What you have to do:
Go through the data below and gather each line containing "machine".

Records supplied:
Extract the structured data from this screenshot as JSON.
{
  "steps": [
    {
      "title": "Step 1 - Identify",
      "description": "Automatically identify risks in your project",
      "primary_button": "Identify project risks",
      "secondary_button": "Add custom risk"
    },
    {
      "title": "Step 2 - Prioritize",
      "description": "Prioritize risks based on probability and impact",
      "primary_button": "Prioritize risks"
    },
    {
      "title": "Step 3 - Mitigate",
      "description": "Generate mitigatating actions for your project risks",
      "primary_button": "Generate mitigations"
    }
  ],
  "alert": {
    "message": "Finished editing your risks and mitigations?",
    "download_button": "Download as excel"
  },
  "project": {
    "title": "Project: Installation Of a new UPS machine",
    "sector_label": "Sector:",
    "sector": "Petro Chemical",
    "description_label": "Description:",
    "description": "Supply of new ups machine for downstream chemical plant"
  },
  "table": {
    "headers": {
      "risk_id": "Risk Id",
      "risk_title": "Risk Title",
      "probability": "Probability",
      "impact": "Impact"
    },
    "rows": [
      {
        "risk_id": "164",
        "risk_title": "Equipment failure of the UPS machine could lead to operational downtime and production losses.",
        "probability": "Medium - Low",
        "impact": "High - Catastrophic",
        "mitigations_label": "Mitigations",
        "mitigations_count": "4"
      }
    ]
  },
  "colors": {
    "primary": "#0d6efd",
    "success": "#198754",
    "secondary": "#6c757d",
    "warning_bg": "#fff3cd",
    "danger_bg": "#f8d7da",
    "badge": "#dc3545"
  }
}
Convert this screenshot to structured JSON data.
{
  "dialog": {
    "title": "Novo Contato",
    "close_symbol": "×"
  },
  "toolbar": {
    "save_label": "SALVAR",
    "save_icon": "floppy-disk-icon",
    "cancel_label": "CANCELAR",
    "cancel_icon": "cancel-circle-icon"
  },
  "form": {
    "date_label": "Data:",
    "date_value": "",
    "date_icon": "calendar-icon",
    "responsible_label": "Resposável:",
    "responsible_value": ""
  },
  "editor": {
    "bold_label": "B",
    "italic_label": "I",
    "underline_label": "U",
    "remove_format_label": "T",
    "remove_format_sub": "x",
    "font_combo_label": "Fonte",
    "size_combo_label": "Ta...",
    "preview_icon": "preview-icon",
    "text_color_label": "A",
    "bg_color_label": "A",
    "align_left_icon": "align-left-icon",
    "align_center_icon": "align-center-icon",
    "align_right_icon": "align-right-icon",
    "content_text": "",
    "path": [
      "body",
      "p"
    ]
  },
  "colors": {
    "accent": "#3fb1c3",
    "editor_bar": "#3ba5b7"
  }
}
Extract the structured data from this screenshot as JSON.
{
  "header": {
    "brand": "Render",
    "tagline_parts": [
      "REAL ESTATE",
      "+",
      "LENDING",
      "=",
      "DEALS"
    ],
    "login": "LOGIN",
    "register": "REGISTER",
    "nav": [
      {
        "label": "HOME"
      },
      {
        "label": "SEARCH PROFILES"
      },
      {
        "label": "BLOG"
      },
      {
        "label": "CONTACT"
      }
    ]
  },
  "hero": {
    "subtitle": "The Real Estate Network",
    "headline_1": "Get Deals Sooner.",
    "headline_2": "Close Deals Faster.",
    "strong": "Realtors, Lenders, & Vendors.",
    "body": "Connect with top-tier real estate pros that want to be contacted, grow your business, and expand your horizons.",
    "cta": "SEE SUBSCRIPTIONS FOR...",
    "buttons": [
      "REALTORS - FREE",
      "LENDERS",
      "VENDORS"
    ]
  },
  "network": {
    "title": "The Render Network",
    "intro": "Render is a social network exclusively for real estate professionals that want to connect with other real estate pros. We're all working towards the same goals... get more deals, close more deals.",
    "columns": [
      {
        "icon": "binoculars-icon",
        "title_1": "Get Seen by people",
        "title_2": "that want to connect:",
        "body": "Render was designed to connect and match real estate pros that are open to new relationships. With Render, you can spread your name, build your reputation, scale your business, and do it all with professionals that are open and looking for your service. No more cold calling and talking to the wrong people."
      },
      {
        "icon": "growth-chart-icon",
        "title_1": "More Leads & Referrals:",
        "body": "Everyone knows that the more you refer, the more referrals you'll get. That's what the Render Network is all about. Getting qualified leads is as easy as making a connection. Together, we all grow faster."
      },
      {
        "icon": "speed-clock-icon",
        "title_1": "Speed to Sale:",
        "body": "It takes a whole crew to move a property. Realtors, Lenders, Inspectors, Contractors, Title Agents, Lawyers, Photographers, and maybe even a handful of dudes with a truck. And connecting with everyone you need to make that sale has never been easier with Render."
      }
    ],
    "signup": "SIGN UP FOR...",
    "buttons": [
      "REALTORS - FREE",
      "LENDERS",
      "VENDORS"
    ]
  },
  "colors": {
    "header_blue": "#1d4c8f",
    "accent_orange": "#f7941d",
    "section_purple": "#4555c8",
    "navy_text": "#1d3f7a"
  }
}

...

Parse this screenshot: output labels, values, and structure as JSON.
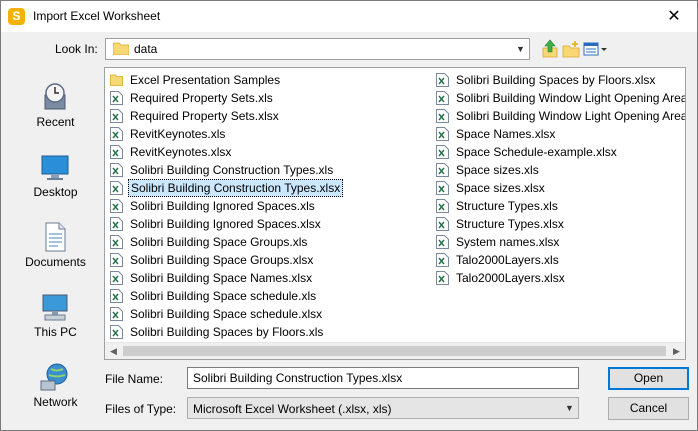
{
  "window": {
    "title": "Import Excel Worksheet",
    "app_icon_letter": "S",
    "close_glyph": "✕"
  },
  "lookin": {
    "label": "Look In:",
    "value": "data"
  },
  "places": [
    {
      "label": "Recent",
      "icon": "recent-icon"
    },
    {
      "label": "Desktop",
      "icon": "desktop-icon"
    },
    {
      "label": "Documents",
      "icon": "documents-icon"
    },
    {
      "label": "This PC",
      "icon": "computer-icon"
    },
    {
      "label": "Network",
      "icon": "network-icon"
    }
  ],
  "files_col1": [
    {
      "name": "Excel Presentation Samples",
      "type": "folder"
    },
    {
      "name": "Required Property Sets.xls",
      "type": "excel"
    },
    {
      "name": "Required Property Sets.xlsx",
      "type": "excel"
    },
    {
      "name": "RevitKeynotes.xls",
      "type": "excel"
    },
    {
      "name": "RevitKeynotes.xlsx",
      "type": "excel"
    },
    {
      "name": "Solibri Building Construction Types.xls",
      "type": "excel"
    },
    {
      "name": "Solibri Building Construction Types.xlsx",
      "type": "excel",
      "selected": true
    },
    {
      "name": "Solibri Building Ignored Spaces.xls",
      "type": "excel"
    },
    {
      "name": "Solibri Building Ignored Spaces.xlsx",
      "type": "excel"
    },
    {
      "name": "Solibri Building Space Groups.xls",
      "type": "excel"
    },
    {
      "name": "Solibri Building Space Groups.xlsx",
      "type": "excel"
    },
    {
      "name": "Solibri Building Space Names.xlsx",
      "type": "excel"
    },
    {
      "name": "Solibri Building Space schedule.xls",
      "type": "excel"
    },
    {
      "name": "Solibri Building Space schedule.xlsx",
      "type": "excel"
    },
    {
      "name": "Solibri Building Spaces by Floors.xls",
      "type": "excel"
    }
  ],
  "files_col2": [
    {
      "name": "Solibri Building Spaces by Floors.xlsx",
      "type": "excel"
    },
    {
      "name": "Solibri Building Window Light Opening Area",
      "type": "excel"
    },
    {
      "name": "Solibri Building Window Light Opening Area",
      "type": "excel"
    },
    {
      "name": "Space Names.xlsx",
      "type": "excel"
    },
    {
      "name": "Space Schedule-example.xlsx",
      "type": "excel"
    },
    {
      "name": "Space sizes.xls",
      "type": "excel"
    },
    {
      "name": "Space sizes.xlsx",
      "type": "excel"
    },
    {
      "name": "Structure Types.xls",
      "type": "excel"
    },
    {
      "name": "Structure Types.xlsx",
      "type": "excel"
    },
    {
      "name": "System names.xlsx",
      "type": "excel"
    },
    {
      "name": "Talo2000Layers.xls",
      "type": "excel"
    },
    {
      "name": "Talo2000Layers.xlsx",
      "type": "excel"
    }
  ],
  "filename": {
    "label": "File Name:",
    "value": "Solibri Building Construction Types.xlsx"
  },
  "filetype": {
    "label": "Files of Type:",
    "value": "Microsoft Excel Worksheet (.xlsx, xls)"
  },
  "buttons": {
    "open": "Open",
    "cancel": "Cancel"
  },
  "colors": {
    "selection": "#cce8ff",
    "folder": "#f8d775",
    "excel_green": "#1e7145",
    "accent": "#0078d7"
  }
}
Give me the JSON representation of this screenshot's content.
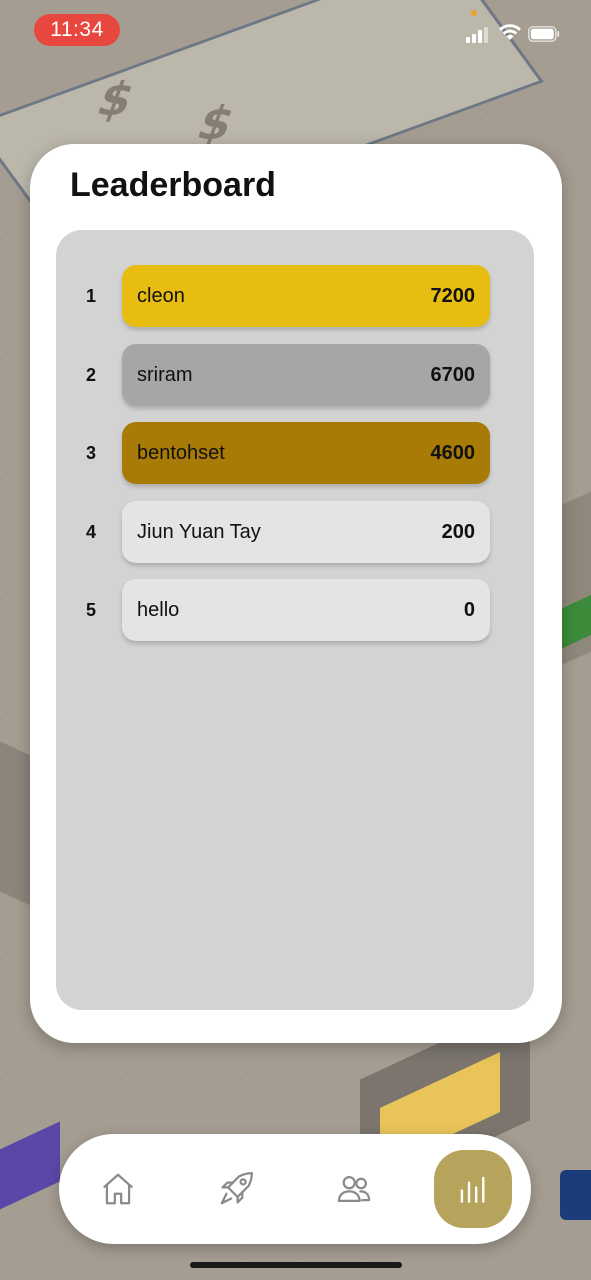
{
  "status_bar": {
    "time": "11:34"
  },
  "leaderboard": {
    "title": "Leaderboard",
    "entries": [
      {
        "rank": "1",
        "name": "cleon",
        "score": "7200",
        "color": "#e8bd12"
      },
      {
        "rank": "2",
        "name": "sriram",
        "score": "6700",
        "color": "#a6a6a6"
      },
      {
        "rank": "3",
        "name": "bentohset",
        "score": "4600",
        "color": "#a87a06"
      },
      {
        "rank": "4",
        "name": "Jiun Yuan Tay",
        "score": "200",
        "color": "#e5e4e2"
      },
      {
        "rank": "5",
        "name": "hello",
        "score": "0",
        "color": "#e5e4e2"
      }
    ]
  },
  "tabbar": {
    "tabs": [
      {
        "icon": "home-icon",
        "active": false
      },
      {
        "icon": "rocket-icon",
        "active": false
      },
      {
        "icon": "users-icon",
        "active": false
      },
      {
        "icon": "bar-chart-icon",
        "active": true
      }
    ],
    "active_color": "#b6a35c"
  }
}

Task answer:
    "title": "Project: Installation Of a new UPS machine",
    "description": "Supply of new ups machine for downstream chemical plant"
        "risk_title": "Equipment failure of the UPS machine could lead to operational downtime and production losses.",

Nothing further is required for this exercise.